* **Extracted text**
------------------------
Am I following this correctly in that the bitmap lives on because it's
part of the on-disk log structure? In other words, we previously updated
the per-segment bitmaps during the action of logging the buffer and this
would simply copy the format to the log vector. With this change, we
have the separate item-wide logging range that is effectively an in-core
value and used to track the log action. The segment bitmaps must still
be written to the log to preserve on-disk format, so we defer that to
when the log buffer is formatted and do so against the copy of the
format that's actually already copied to the log vector (e.g., via the
blfp = xlog_copy_iovec(...) above).
------------------------
* **Given records**
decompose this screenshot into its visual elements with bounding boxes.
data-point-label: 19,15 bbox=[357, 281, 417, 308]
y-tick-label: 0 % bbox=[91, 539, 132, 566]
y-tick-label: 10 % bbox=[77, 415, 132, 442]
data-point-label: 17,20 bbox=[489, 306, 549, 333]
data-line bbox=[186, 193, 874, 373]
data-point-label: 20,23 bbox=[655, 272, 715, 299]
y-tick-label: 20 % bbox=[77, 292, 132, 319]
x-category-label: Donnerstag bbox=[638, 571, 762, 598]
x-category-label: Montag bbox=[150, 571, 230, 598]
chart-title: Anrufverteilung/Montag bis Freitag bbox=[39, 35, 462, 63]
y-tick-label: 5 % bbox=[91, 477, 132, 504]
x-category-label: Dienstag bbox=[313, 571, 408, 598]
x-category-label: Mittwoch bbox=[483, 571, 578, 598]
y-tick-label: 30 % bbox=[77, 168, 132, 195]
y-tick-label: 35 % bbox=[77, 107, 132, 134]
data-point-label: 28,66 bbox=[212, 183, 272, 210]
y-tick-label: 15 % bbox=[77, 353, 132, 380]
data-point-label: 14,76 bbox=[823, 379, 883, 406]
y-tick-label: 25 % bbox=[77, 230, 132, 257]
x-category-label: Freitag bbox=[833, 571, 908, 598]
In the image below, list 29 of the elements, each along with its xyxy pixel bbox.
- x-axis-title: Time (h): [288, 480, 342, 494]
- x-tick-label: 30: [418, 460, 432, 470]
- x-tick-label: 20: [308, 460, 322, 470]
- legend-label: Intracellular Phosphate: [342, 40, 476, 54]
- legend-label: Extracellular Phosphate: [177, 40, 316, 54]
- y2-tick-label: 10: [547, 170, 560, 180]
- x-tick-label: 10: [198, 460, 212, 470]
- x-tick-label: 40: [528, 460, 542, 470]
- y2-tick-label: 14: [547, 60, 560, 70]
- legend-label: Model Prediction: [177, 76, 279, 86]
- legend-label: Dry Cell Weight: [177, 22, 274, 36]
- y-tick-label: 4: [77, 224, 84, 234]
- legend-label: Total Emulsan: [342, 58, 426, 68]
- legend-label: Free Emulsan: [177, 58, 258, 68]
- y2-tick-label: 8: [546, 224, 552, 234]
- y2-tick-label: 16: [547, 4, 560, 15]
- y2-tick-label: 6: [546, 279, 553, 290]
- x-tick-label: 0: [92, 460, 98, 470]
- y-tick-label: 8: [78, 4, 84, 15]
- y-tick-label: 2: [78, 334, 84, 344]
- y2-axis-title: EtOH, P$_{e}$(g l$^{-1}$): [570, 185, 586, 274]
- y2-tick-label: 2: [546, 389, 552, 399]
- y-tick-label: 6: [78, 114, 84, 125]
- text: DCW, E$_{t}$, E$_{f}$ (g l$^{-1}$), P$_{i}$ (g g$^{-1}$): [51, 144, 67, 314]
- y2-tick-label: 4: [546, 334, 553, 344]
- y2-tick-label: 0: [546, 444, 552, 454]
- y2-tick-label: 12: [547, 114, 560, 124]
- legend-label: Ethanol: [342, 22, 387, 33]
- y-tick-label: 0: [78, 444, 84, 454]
------------------------
* **Written exercise 1**
According to the passage about segment bitmaps, why must the segment bitmaps still be written to the log after the change? Answer in one to three sentences.
* **Written exercise 2**
Write the next part of the passage about segment bitmaps, starting after its final sentence.
The lines above come from a separate source and are unrelated to the passage about segment bitmaps.

* **Exercise answer 1**
The segment bitmaps are part of the on-disk log structure, so they must still be written to the log to preserve the on-disk format. The new item-wide logging range is only an in-core value used to track the log action, so it does not take their place on disk.

* **Exercise answer 2**
Just a minor nit if I am following that correctly... it would be nice if
the comment above were a bit more explicit to point out we're working on
the copied format since the bitmap updates are deferred (and the bitmaps
in the source memory buffer are essentially never valid).

Brian

>  }
>  
>  /*
> @@ -323,7 +293,6 @@ xfs_buf_item_format(
>  	       (xfs_blft_from_flags(&bip->__bli_format) > XFS_BLFT_UNKNOWN_BUF
>  	        && xfs_blft_from_flags(&bip->__bli_format) < XFS_BLFT_MAX_BUF));
>  
> -
>  	/*
>  	 * If it is an inode buffer, transfer the in-memory state to the
>  	 * format flags and clear the in-memory state.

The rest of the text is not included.